> Instructions to follow: Identify and copy all lines of the material where the string "Ensemble" is found.

------ Entries provided

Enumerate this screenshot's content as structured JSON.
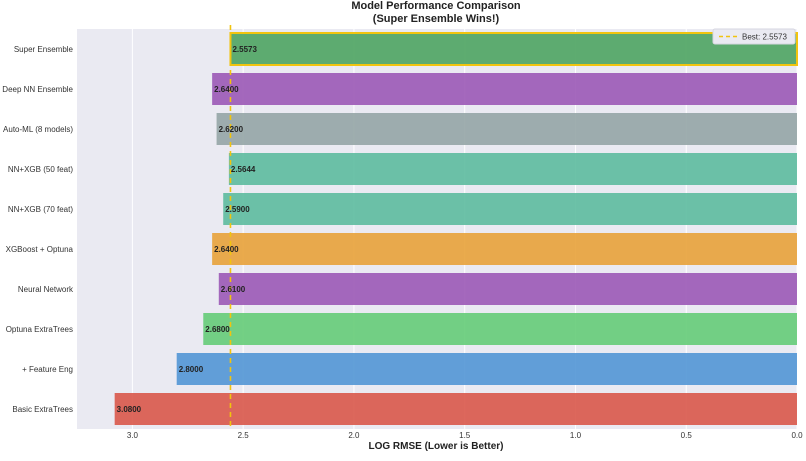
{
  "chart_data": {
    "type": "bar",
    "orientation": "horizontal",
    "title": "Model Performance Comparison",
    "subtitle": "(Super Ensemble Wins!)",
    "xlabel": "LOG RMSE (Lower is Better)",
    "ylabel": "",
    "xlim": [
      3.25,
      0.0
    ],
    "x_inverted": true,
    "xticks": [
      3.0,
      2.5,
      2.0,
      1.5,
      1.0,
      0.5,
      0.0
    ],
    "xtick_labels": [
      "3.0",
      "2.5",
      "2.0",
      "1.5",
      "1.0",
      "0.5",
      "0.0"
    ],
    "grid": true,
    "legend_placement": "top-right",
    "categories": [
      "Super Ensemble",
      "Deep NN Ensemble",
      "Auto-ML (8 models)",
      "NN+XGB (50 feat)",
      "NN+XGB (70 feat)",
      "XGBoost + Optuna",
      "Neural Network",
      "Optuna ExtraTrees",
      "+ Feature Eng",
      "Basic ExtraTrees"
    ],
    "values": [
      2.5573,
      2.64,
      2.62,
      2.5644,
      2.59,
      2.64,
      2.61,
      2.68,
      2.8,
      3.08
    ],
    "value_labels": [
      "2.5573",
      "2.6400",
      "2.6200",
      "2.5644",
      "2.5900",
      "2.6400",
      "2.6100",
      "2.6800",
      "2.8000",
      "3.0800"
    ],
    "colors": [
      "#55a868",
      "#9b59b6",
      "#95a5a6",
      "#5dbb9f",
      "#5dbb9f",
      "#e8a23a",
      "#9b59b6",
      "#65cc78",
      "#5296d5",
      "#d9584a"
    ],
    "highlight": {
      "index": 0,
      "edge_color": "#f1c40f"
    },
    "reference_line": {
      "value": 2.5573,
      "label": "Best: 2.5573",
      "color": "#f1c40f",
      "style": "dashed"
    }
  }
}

------------
------ Entries provided

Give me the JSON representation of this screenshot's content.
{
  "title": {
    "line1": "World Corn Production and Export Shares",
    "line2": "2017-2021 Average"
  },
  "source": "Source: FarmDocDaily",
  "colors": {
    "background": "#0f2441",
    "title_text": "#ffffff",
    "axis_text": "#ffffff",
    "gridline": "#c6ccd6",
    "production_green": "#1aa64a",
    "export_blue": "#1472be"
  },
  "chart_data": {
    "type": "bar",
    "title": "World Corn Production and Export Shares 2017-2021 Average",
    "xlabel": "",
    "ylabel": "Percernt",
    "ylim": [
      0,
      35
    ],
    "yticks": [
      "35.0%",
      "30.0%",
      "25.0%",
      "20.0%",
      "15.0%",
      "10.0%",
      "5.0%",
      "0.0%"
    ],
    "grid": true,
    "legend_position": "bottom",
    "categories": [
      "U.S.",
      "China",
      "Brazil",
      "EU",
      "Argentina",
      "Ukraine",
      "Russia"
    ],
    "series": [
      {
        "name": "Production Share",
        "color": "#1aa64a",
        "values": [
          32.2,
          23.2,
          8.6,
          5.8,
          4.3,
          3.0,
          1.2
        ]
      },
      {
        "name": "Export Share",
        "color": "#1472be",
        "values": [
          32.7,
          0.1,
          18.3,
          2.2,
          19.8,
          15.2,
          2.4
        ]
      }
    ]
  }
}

------------

> Solution:
    "subtitle": "(Super Ensemble Wins!)",
      "Super Ensemble",
      "Deep NN Ensemble",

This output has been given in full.